[Start]

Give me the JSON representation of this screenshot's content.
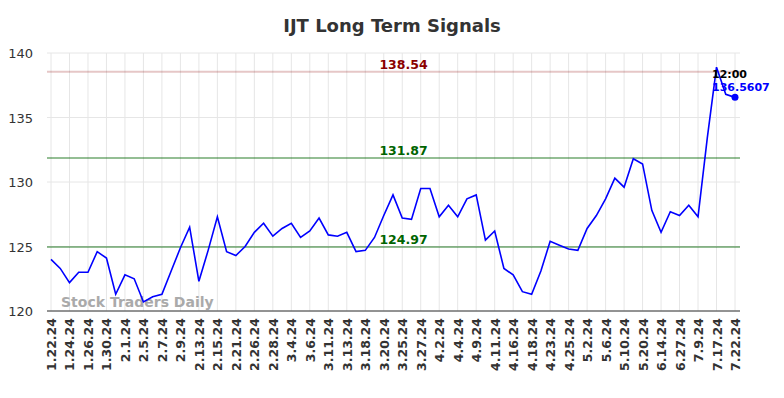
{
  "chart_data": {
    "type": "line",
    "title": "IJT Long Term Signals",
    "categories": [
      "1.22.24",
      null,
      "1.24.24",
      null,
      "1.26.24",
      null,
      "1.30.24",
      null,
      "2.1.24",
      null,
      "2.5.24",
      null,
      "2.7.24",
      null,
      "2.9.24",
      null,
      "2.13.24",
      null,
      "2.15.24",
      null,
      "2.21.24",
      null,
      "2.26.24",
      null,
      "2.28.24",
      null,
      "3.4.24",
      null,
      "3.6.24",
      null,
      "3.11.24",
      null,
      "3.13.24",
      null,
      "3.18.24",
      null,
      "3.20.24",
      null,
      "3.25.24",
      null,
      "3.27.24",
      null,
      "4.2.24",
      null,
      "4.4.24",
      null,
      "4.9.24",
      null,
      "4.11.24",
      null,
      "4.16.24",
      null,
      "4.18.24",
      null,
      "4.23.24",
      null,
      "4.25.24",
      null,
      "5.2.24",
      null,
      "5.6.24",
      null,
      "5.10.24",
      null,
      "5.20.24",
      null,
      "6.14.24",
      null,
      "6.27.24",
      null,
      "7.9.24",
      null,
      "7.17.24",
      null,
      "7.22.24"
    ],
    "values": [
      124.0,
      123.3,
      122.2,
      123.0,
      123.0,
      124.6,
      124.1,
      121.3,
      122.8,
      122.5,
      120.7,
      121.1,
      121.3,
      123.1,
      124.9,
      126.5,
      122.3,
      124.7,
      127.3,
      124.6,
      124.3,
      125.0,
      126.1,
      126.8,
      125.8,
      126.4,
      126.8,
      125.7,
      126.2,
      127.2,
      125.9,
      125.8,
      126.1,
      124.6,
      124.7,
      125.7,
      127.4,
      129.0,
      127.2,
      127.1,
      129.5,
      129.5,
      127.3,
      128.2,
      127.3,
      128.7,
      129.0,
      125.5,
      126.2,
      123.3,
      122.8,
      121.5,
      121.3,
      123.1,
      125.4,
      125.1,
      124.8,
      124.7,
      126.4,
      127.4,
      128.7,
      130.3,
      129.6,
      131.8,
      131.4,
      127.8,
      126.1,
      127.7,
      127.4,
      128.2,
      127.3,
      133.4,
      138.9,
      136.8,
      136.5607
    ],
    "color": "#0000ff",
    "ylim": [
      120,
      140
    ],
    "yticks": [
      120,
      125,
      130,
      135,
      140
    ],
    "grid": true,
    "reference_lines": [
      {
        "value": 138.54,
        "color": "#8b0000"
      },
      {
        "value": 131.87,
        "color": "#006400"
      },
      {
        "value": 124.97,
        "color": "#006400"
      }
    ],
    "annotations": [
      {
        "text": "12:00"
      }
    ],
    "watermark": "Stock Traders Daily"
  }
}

[End]

• WRITTEN REQUEST: Print all of the records shown above exactly, leaving out each picture.

• REPLY TO THE EXERCISE:
Give me the JSON representation of this screenshot's content.
{
  "chart_data": {
    "type": "line",
    "title": "IJT Long Term Signals",
    "categories": [
      "1.22.24",
      null,
      "1.24.24",
      null,
      "1.26.24",
      null,
      "1.30.24",
      null,
      "2.1.24",
      null,
      "2.5.24",
      null,
      "2.7.24",
      null,
      "2.9.24",
      null,
      "2.13.24",
      null,
      "2.15.24",
      null,
      "2.21.24",
      null,
      "2.26.24",
      null,
      "2.28.24",
      null,
      "3.4.24",
      null,
      "3.6.24",
      null,
      "3.11.24",
      null,
      "3.13.24",
      null,
      "3.18.24",
      null,
      "3.20.24",
      null,
      "3.25.24",
      null,
      "3.27.24",
      null,
      "4.2.24",
      null,
      "4.4.24",
      null,
      "4.9.24",
      null,
      "4.11.24",
      null,
      "4.16.24",
      null,
      "4.18.24",
      null,
      "4.23.24",
      null,
      "4.25.24",
      null,
      "5.2.24",
      null,
      "5.6.24",
      null,
      "5.10.24",
      null,
      "5.20.24",
      null,
      "6.14.24",
      null,
      "6.27.24",
      null,
      "7.9.24",
      null,
      "7.17.24",
      null,
      "7.22.24"
    ],
    "values": [
      124.0,
      123.3,
      122.2,
      123.0,
      123.0,
      124.6,
      124.1,
      121.3,
      122.8,
      122.5,
      120.7,
      121.1,
      121.3,
      123.1,
      124.9,
      126.5,
      122.3,
      124.7,
      127.3,
      124.6,
      124.3,
      125.0,
      126.1,
      126.8,
      125.8,
      126.4,
      126.8,
      125.7,
      126.2,
      127.2,
      125.9,
      125.8,
      126.1,
      124.6,
      124.7,
      125.7,
      127.4,
      129.0,
      127.2,
      127.1,
      129.5,
      129.5,
      127.3,
      128.2,
      127.3,
      128.7,
      129.0,
      125.5,
      126.2,
      123.3,
      122.8,
      121.5,
      121.3,
      123.1,
      125.4,
      125.1,
      124.8,
      124.7,
      126.4,
      127.4,
      128.7,
      130.3,
      129.6,
      131.8,
      131.4,
      127.8,
      126.1,
      127.7,
      127.4,
      128.2,
      127.3,
      133.4,
      138.9,
      136.8,
      136.5607
    ],
    "color": "#0000ff",
    "ylim": [
      120,
      140
    ],
    "yticks": [
      120,
      125,
      130,
      135,
      140
    ],
    "grid": true,
    "reference_lines": [
      {
        "value": 138.54,
        "color": "#8b0000"
      },
      {
        "value": 131.87,
        "color": "#006400"
      },
      {
        "value": 124.97,
        "color": "#006400"
      }
    ],
    "annotations": [
      {
        "text": "12:00"
      }
    ],
    "watermark": "Stock Traders Daily"
  }
}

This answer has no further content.